WRITTEN EXERCISE: Report all lines from the entries below in which "with" appears.

RECORDS FOR THE TASK:

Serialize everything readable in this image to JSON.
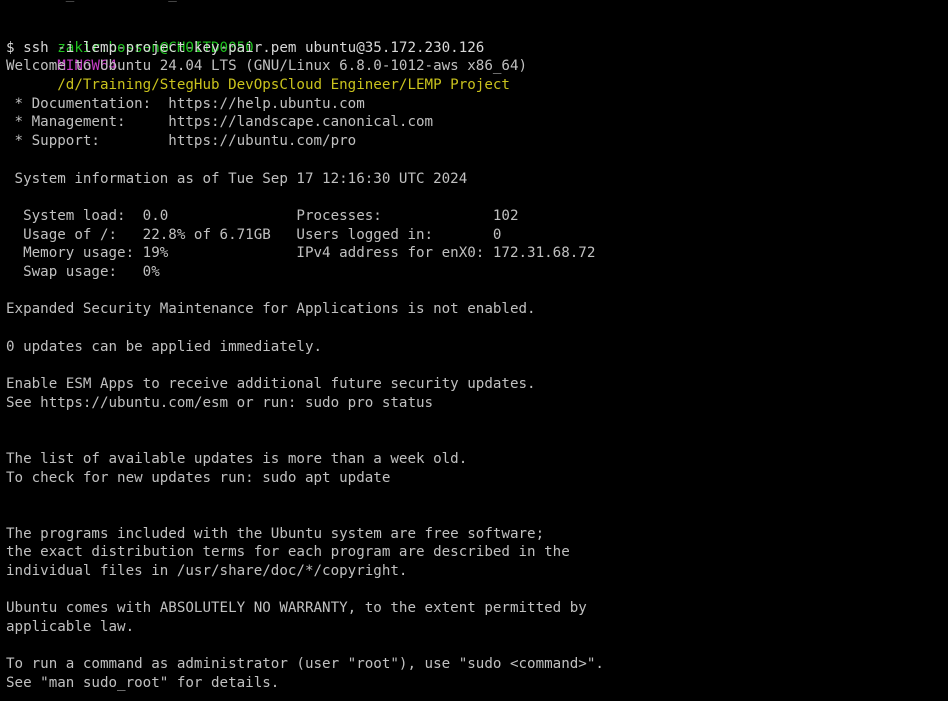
{
  "colors": {
    "background": "#000000",
    "text": "#c0c0c0",
    "prompt_user": "#1fc21f",
    "prompt_shell": "#c73ec7",
    "prompt_path": "#c9c21d"
  },
  "prompt": {
    "user_host": "zakir.hossen@CHOITD0050",
    "shell": "MINGW64",
    "path": "/d/Training/StegHub DevOpsCloud Engineer/LEMP Project"
  },
  "command": "$ ssh -i lemp-project-key-pair.pem ubuntu@35.172.230.126",
  "output": [
    "Welcome to Ubuntu 24.04 LTS (GNU/Linux 6.8.0-1012-aws x86_64)",
    "",
    " * Documentation:  https://help.ubuntu.com",
    " * Management:     https://landscape.canonical.com",
    " * Support:        https://ubuntu.com/pro",
    "",
    " System information as of Tue Sep 17 12:16:30 UTC 2024",
    "",
    "  System load:  0.0               Processes:             102",
    "  Usage of /:   22.8% of 6.71GB   Users logged in:       0",
    "  Memory usage: 19%               IPv4 address for enX0: 172.31.68.72",
    "  Swap usage:   0%",
    "",
    "Expanded Security Maintenance for Applications is not enabled.",
    "",
    "0 updates can be applied immediately.",
    "",
    "Enable ESM Apps to receive additional future security updates.",
    "See https://ubuntu.com/esm or run: sudo pro status",
    "",
    "",
    "The list of available updates is more than a week old.",
    "To check for new updates run: sudo apt update",
    "",
    "",
    "The programs included with the Ubuntu system are free software;",
    "the exact distribution terms for each program are described in the",
    "individual files in /usr/share/doc/*/copyright.",
    "",
    "Ubuntu comes with ABSOLUTELY NO WARRANTY, to the extent permitted by",
    "applicable law.",
    "",
    "To run a command as administrator (user \"root\"), use \"sudo <command>\".",
    "See \"man sudo_root\" for details."
  ]
}
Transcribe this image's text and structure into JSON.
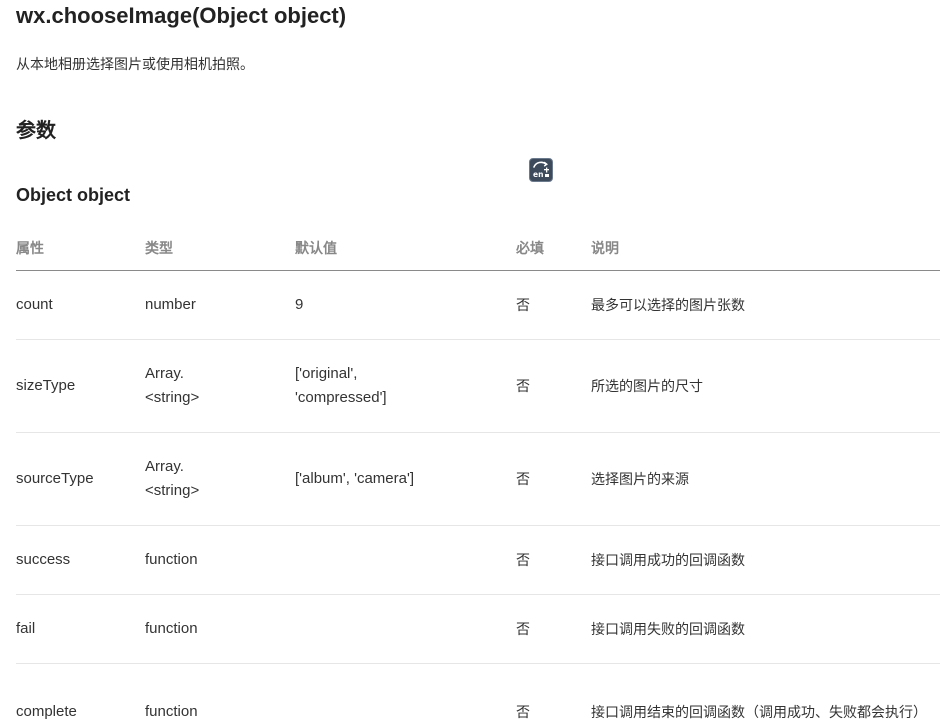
{
  "page": {
    "title": "wx.chooseImage(Object object)",
    "description": "从本地相册选择图片或使用相机拍照。",
    "section_params": "参数",
    "section_object": "Object object"
  },
  "translate_button": {
    "icon": "translate-icon",
    "glyph_text": "en",
    "colors": {
      "background": "#3c4a5c",
      "foreground": "#ffffff"
    }
  },
  "table": {
    "headers": [
      "属性",
      "类型",
      "默认值",
      "必填",
      "说明"
    ],
    "rows": [
      {
        "name": "count",
        "type": "number",
        "default": "9",
        "required": "否",
        "description": "最多可以选择的图片张数"
      },
      {
        "name": "sizeType",
        "type": "Array.<string>",
        "default": "['original', 'compressed']",
        "required": "否",
        "description": "所选的图片的尺寸"
      },
      {
        "name": "sourceType",
        "type": "Array.<string>",
        "default": "['album', 'camera']",
        "required": "否",
        "description": "选择图片的来源"
      },
      {
        "name": "success",
        "type": "function",
        "default": "",
        "required": "否",
        "description": "接口调用成功的回调函数"
      },
      {
        "name": "fail",
        "type": "function",
        "default": "",
        "required": "否",
        "description": "接口调用失败的回调函数"
      },
      {
        "name": "complete",
        "type": "function",
        "default": "",
        "required": "否",
        "description": "接口调用结束的回调函数（调用成功、失败都会执行）"
      }
    ]
  }
}
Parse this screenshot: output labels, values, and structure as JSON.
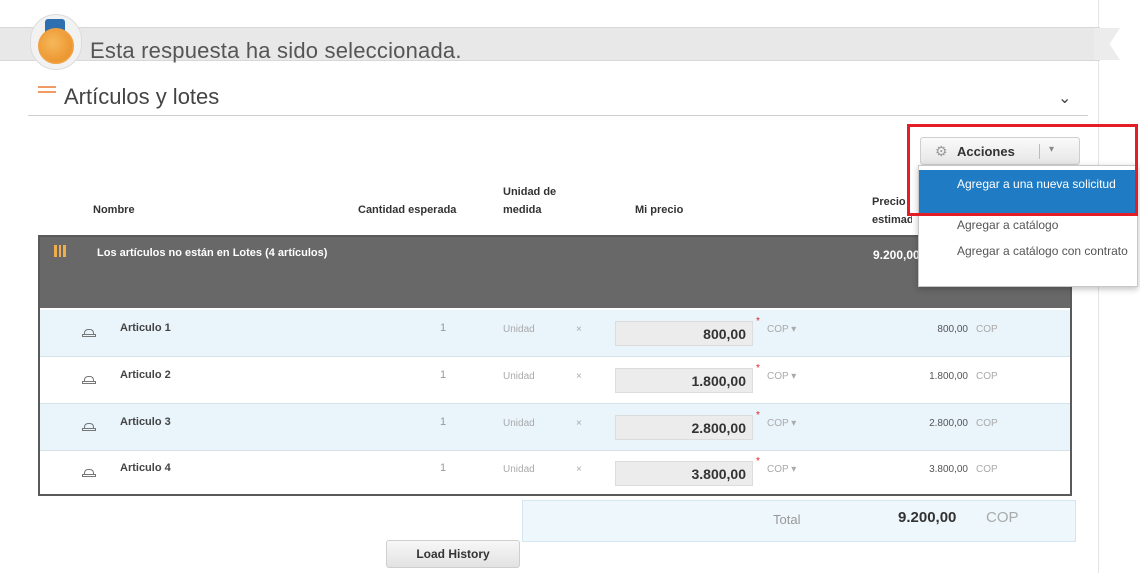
{
  "banner": {
    "text": "Esta respuesta ha sido seleccionada."
  },
  "section": {
    "title": "Artículos y lotes",
    "chevron": "⌄"
  },
  "actions": {
    "label": "Acciones",
    "caret": "▾",
    "menu": [
      "Agregar a una nueva solicitud",
      "Agregar a catálogo",
      "Agregar a catálogo con contrato"
    ]
  },
  "table": {
    "headers": {
      "nombre": "Nombre",
      "cantidad": "Cantidad esperada",
      "unidad": "Unidad de medida",
      "precio": "Mi precio",
      "precio_estimado": "Precio estimado"
    },
    "group": {
      "title": "Los artículos no están en Lotes (4 artículos)",
      "total": "9.200,00"
    },
    "rows": [
      {
        "name": "Articulo 1",
        "qty": "1",
        "unit": "Unidad",
        "x": "×",
        "price": "800,00",
        "req": "*",
        "currency": "COP ▾",
        "total": "800,00",
        "total_currency": "COP"
      },
      {
        "name": "Articulo 2",
        "qty": "1",
        "unit": "Unidad",
        "x": "×",
        "price": "1.800,00",
        "req": "*",
        "currency": "COP ▾",
        "total": "1.800,00",
        "total_currency": "COP"
      },
      {
        "name": "Articulo 3",
        "qty": "1",
        "unit": "Unidad",
        "x": "×",
        "price": "2.800,00",
        "req": "*",
        "currency": "COP ▾",
        "total": "2.800,00",
        "total_currency": "COP"
      },
      {
        "name": "Articulo 4",
        "qty": "1",
        "unit": "Unidad",
        "x": "×",
        "price": "3.800,00",
        "req": "*",
        "currency": "COP ▾",
        "total": "3.800,00",
        "total_currency": "COP"
      }
    ]
  },
  "total": {
    "label": "Total",
    "value": "9.200,00",
    "currency": "COP"
  },
  "load_history": "Load History",
  "colors": {
    "accent": "#1f7bc3",
    "highlight": "#e41e26",
    "group_band": "#686868",
    "row_alt": "#e9f4fb"
  }
}
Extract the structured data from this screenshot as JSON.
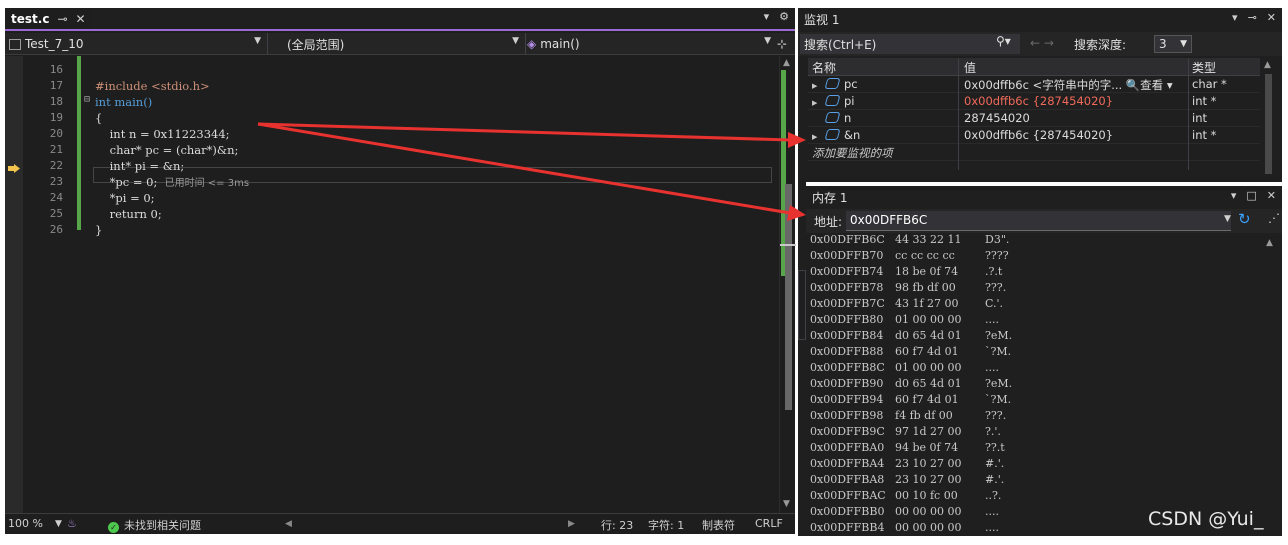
{
  "editor": {
    "tab": {
      "title": "test.c",
      "pin_icon": "pin-icon",
      "close_icon": "close-icon"
    },
    "tabbar_right": {
      "dropdown": "▾",
      "settings": "⚙"
    },
    "nav": {
      "project": "Test_7_10",
      "scope": "(全局范围)",
      "function": "main()",
      "split": "⊹"
    },
    "lines": [
      {
        "no": "16",
        "code": ""
      },
      {
        "no": "17",
        "code": "#include <stdio.h>"
      },
      {
        "no": "18",
        "code": "int main()"
      },
      {
        "no": "19",
        "code": "{"
      },
      {
        "no": "20",
        "code": "    int n = 0x11223344;"
      },
      {
        "no": "21",
        "code": "    char* pc = (char*)&n;"
      },
      {
        "no": "22",
        "code": "    int* pi = &n;"
      },
      {
        "no": "23",
        "code": "    *pc = 0;"
      },
      {
        "no": "24",
        "code": "    *pi = 0;"
      },
      {
        "no": "25",
        "code": "    return 0;"
      },
      {
        "no": "26",
        "code": "}"
      }
    ],
    "elapsed": "已用时间 <= 3ms",
    "status": {
      "zoom": "100 %",
      "issues": "未找到相关问题",
      "line": "行: 23",
      "char": "字符: 1",
      "tabs": "制表符",
      "eol": "CRLF"
    }
  },
  "watch": {
    "title": "监视 1",
    "search_placeholder": "搜索(Ctrl+E)",
    "search_depth_label": "搜索深度:",
    "search_depth": "3",
    "columns": [
      "名称",
      "值",
      "类型"
    ],
    "rows": [
      {
        "name": "pc",
        "value": "0x00dffb6c <字符串中的字...",
        "view": "🔍查看 ▾",
        "type": "char *",
        "changed": false
      },
      {
        "name": "pi",
        "value": "0x00dffb6c {287454020}",
        "view": "",
        "type": "int *",
        "changed": true
      },
      {
        "name": "n",
        "value": "287454020",
        "view": "",
        "type": "int",
        "changed": false
      },
      {
        "name": "&n",
        "value": "0x00dffb6c {287454020}",
        "view": "",
        "type": "int *",
        "changed": false
      }
    ],
    "add_watch": "添加要监视的项"
  },
  "memory": {
    "title": "内存 1",
    "address_label": "地址:",
    "address": "0x00DFFB6C",
    "rows": [
      {
        "addr": "0x00DFFB6C",
        "hex": "44 33 22 11",
        "ascii": "D3\"."
      },
      {
        "addr": "0x00DFFB70",
        "hex": "cc cc cc cc",
        "ascii": "????"
      },
      {
        "addr": "0x00DFFB74",
        "hex": "18 be 0f 74",
        "ascii": ".?.t"
      },
      {
        "addr": "0x00DFFB78",
        "hex": "98 fb df 00",
        "ascii": "???."
      },
      {
        "addr": "0x00DFFB7C",
        "hex": "43 1f 27 00",
        "ascii": "C.'."
      },
      {
        "addr": "0x00DFFB80",
        "hex": "01 00 00 00",
        "ascii": "...."
      },
      {
        "addr": "0x00DFFB84",
        "hex": "d0 65 4d 01",
        "ascii": "?eM."
      },
      {
        "addr": "0x00DFFB88",
        "hex": "60 f7 4d 01",
        "ascii": "`?M."
      },
      {
        "addr": "0x00DFFB8C",
        "hex": "01 00 00 00",
        "ascii": "...."
      },
      {
        "addr": "0x00DFFB90",
        "hex": "d0 65 4d 01",
        "ascii": "?eM."
      },
      {
        "addr": "0x00DFFB94",
        "hex": "60 f7 4d 01",
        "ascii": "`?M."
      },
      {
        "addr": "0x00DFFB98",
        "hex": "f4 fb df 00",
        "ascii": "???."
      },
      {
        "addr": "0x00DFFB9C",
        "hex": "97 1d 27 00",
        "ascii": "?.'."
      },
      {
        "addr": "0x00DFFBA0",
        "hex": "94 be 0f 74",
        "ascii": "??.t"
      },
      {
        "addr": "0x00DFFBA4",
        "hex": "23 10 27 00",
        "ascii": "#.'."
      },
      {
        "addr": "0x00DFFBA8",
        "hex": "23 10 27 00",
        "ascii": "#.'."
      },
      {
        "addr": "0x00DFFBAC",
        "hex": "00 10 fc 00",
        "ascii": "..?."
      },
      {
        "addr": "0x00DFFBB0",
        "hex": "00 00 00 00",
        "ascii": "...."
      },
      {
        "addr": "0x00DFFBB4",
        "hex": "00 00 00 00",
        "ascii": "...."
      }
    ]
  },
  "watermark": "CSDN @Yui_",
  "colors": {
    "accent": "#9b6ad6",
    "changed_value": "#f06a5a",
    "annotation_arrow": "#e8322f",
    "gutter_green": "#57a64a"
  }
}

EXPECTED OUTPUT:
    "The programs included with the Ubuntu system are free software;",
    "Ubuntu comes with ABSOLUTELY NO WARRANTY, to the extent permitted by",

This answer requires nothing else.